• **Work item**
Reproduce the part of the MySQL logging excerpt from "1. The client" up to and including "regarding the failure.", word for word.

• **Page excerpt**
You’ve already read it in What’s new in 5.7 (So Far) — the MySQL server now has new-and-improved supported for syslog (on unix-like systems) and EventLog (on Windows). In the next few paragraphs, we’ll take a look at what they are, what has changed, and how they can make your life easier.

The MySQL server supplies information in two main ways:

  1. The client will receive a reply to every statement. If everything goes right, then we’ll see a simple OK for success, or a result set for SELECT, SHOW, etc.; and even a successful statement may be qualified by a set of warnings or notices. If the statement fails for some reason then we’ll receive an error regarding the failure.
  2. On the server, we’ll see a variety of logs depending on the server configuration. Queries exceeding a certain execution time may get logged to the slow query log, while in some debug scenarios all queries may be logged to the general query log either as soon as they are received (--log-raw) or after parsing and having security sensitive information such as passwords replaced. Both the slow query log and the general query log may be sent to a file or table. The third major log is the error log.

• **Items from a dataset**
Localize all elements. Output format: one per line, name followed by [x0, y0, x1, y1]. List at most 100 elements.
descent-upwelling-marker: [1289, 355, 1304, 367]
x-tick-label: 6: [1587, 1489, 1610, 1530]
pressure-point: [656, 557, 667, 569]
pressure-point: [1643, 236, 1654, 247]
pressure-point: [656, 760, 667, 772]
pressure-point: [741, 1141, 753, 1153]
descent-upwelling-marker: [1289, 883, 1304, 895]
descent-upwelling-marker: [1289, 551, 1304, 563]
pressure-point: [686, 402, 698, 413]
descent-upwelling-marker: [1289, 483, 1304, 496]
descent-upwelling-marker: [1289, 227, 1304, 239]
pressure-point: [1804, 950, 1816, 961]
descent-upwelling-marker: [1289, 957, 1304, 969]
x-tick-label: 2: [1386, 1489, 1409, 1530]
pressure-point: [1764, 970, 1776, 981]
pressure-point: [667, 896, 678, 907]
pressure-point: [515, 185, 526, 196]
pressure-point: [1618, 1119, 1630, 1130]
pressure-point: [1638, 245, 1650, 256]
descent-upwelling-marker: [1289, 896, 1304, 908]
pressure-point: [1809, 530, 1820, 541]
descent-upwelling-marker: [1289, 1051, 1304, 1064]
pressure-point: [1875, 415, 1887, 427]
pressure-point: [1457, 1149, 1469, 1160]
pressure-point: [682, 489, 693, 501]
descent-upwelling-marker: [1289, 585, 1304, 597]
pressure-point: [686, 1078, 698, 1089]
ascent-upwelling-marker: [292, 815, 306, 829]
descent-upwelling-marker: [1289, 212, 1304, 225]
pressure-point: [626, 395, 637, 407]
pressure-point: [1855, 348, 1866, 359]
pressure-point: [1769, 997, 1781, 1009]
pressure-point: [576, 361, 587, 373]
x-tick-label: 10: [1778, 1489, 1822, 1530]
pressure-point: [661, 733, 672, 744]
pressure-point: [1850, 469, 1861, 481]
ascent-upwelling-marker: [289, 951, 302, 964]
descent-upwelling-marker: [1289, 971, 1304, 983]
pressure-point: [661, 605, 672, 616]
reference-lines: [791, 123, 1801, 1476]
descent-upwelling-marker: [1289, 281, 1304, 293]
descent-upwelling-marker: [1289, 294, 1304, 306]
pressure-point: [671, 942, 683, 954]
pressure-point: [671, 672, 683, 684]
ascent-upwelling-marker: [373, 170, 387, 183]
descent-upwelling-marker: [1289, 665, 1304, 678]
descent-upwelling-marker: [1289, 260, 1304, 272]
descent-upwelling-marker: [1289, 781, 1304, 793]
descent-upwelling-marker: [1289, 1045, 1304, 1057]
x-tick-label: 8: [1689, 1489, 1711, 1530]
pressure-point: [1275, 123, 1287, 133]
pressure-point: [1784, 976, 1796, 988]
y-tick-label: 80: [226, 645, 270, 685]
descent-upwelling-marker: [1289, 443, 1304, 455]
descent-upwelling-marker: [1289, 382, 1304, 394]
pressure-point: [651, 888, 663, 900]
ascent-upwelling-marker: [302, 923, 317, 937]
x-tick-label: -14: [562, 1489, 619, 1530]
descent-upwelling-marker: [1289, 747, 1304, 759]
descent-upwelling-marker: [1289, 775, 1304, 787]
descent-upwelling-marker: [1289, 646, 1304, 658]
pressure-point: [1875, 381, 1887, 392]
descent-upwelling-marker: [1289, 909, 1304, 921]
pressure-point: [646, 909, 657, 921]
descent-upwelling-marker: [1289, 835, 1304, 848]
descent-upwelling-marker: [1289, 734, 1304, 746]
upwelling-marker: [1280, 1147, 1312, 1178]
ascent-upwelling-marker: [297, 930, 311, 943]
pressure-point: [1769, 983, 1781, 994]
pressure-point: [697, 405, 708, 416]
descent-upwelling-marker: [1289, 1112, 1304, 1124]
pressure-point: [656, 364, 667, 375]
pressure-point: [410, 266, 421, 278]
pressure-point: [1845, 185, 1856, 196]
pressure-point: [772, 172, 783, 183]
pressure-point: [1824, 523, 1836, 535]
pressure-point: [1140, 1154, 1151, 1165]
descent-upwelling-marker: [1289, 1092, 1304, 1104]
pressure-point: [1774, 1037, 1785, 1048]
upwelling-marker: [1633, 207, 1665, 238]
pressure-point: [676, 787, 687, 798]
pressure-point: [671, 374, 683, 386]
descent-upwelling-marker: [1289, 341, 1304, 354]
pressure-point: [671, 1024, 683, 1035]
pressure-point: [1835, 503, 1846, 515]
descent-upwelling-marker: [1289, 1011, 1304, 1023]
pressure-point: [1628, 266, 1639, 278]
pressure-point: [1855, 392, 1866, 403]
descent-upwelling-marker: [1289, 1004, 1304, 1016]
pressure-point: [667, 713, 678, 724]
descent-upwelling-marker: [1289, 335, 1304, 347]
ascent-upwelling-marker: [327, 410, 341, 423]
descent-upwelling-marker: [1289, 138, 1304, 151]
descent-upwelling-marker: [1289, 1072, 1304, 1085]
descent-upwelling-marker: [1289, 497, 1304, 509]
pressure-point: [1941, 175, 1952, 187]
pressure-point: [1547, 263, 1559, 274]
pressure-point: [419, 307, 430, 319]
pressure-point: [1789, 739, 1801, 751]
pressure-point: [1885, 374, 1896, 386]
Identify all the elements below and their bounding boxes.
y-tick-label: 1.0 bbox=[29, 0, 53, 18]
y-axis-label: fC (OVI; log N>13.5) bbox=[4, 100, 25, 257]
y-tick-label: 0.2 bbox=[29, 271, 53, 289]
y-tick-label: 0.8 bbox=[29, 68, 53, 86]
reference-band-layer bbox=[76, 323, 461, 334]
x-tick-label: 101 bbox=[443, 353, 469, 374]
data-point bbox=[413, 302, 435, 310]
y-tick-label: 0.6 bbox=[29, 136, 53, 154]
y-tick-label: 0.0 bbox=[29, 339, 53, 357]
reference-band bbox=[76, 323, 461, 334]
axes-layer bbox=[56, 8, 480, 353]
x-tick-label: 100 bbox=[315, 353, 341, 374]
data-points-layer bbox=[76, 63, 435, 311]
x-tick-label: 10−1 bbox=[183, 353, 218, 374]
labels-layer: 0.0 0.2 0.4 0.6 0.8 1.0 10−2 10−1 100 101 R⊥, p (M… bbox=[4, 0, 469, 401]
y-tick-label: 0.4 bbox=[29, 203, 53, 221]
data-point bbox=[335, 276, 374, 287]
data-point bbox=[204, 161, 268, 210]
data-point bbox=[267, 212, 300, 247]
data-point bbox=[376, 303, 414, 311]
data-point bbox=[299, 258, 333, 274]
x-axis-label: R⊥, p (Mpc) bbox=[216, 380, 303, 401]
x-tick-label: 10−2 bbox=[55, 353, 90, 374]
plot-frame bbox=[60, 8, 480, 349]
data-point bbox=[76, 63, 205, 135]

• **Solution for this task**
1. The client will receive a reply to every statement. If everything goes right, then we’ll see a simple OK for success, or a result set for SELECT, SHOW, etc.; and even a successful statement may be qualified by a set of warnings or notices. If the statement fails for some reason then we’ll receive an error regarding the failure.